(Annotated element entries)
[Start]
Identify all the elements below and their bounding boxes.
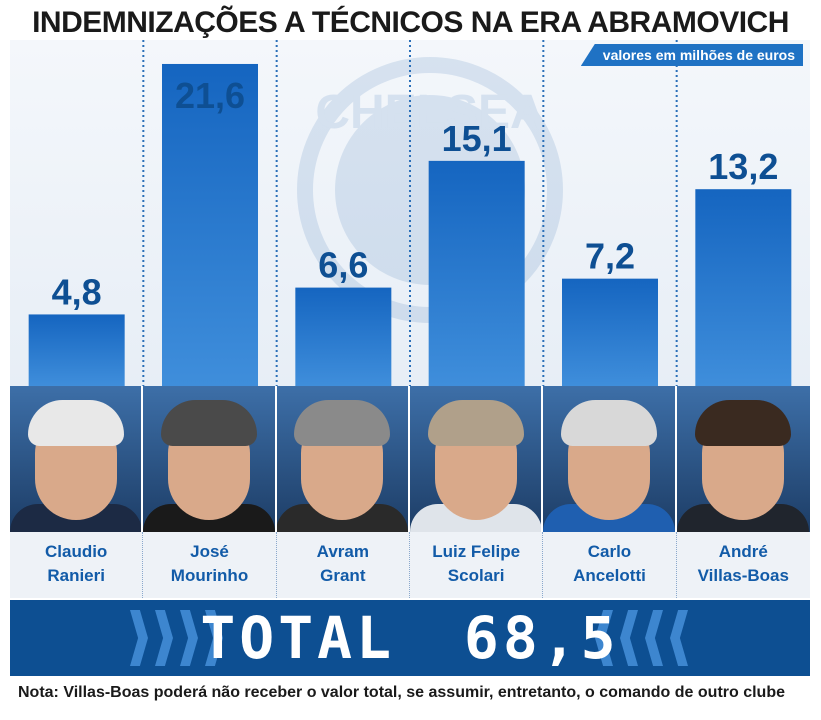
bar-value-label: 21,6 xyxy=(175,75,245,116)
footnote: Nota: Villas-Boas poderá não receber o v… xyxy=(18,684,785,701)
coach-name: Avram Grant xyxy=(277,532,410,598)
arrow-left-icon xyxy=(670,610,688,666)
coach-first-name: Carlo xyxy=(587,542,632,561)
coach-last-name: Ranieri xyxy=(47,566,105,585)
coach-photo xyxy=(276,386,410,532)
coach-name: Luiz Felipe Scolari xyxy=(410,532,544,598)
coach-photo xyxy=(543,386,677,532)
hair xyxy=(560,400,657,446)
arrow-right-icon xyxy=(155,610,173,666)
total-amount: 68,5 xyxy=(463,604,620,672)
bar xyxy=(695,189,792,386)
coach-photos xyxy=(10,386,810,532)
total-value: TOTAL 68,5 xyxy=(10,600,810,676)
bar-value-label: 7,2 xyxy=(585,236,635,277)
coach-name: André Villas-Boas xyxy=(677,532,810,598)
coach-photo xyxy=(10,386,144,532)
watermark-text: CHELSEA xyxy=(315,86,544,139)
arrow-left-icon xyxy=(595,610,613,666)
arrow-left-icon xyxy=(620,610,638,666)
bar-value-label: 6,6 xyxy=(318,245,368,286)
bar-value-label: 13,2 xyxy=(708,146,778,187)
coach-name: Carlo Ancelotti xyxy=(543,532,677,598)
coach-first-name: Luiz Felipe xyxy=(432,542,521,561)
total-banner: TOTAL 68,5 xyxy=(10,600,810,676)
bar-value-label: 15,1 xyxy=(442,118,512,159)
hair xyxy=(27,400,124,446)
bar-chart: CHELSEA 4,8 21,6 6,6 15,1 7,2 13,2 xyxy=(28,40,792,386)
coach-name: José Mourinho xyxy=(143,532,277,598)
units-subtitle: valores em milhões de euros xyxy=(580,44,803,66)
arrow-right-icon xyxy=(205,610,223,666)
chart-title: INDEMNIZAÇÕES A TÉCNICOS NA ERA ABRAMOVI… xyxy=(32,6,789,39)
coach-first-name: José xyxy=(190,542,229,561)
hair xyxy=(294,400,391,446)
hair xyxy=(160,400,257,446)
bar xyxy=(28,314,125,386)
coach-first-name: André xyxy=(718,542,768,561)
bar xyxy=(428,160,525,386)
coach-last-name: Grant xyxy=(320,566,366,585)
arrow-left-icon xyxy=(645,610,663,666)
coach-first-name: Claudio xyxy=(44,542,108,561)
bar xyxy=(562,278,658,386)
bar xyxy=(295,287,392,386)
coach-name: Claudio Ranieri xyxy=(10,532,144,598)
arrow-right-icon xyxy=(180,610,198,666)
coach-names: Claudio Ranieri José Mourinho Avram Grant Luiz… xyxy=(10,532,810,598)
arrow-right-icon xyxy=(130,610,148,666)
coach-last-name: Mourinho xyxy=(170,566,249,585)
coach-last-name: Scolari xyxy=(447,566,505,585)
coach-photo xyxy=(409,386,544,532)
bar-value-label: 4,8 xyxy=(52,271,102,312)
coach-last-name: Ancelotti xyxy=(573,566,646,585)
coach-first-name: Avram xyxy=(316,542,369,561)
coach-last-name: Villas-Boas xyxy=(697,566,789,585)
coach-photo xyxy=(143,386,277,532)
total-label: TOTAL xyxy=(200,604,395,672)
hair xyxy=(695,400,792,446)
hair xyxy=(427,400,524,446)
coach-photo xyxy=(676,386,810,532)
bar xyxy=(162,63,258,386)
chart-area: CHELSEA 4,8 21,6 6,6 15,1 7,2 13,2 xyxy=(10,40,810,386)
[End]
Repeat the rows above verbatim, the stretch from the line containing "bar-value-label: 21,6 xyxy=(175,75,245,116)" through the line containing "coach-photos xyxy=(10,386,810,532)", both included.

bar-value-label: 21,6 xyxy=(175,75,245,116)
footnote: Nota: Villas-Boas poderá não receber o v… xyxy=(18,684,785,701)
coach-name: Avram Grant xyxy=(277,532,410,598)
arrow-left-icon xyxy=(670,610,688,666)
coach-first-name: Carlo xyxy=(587,542,632,561)
coach-last-name: Ranieri xyxy=(47,566,105,585)
coach-photo xyxy=(276,386,410,532)
coach-name: Luiz Felipe Scolari xyxy=(410,532,544,598)
coach-photo xyxy=(543,386,677,532)
hair xyxy=(560,400,657,446)
arrow-right-icon xyxy=(155,610,173,666)
total-amount: 68,5 xyxy=(463,604,620,672)
bar xyxy=(695,189,792,386)
coach-photos xyxy=(10,386,810,532)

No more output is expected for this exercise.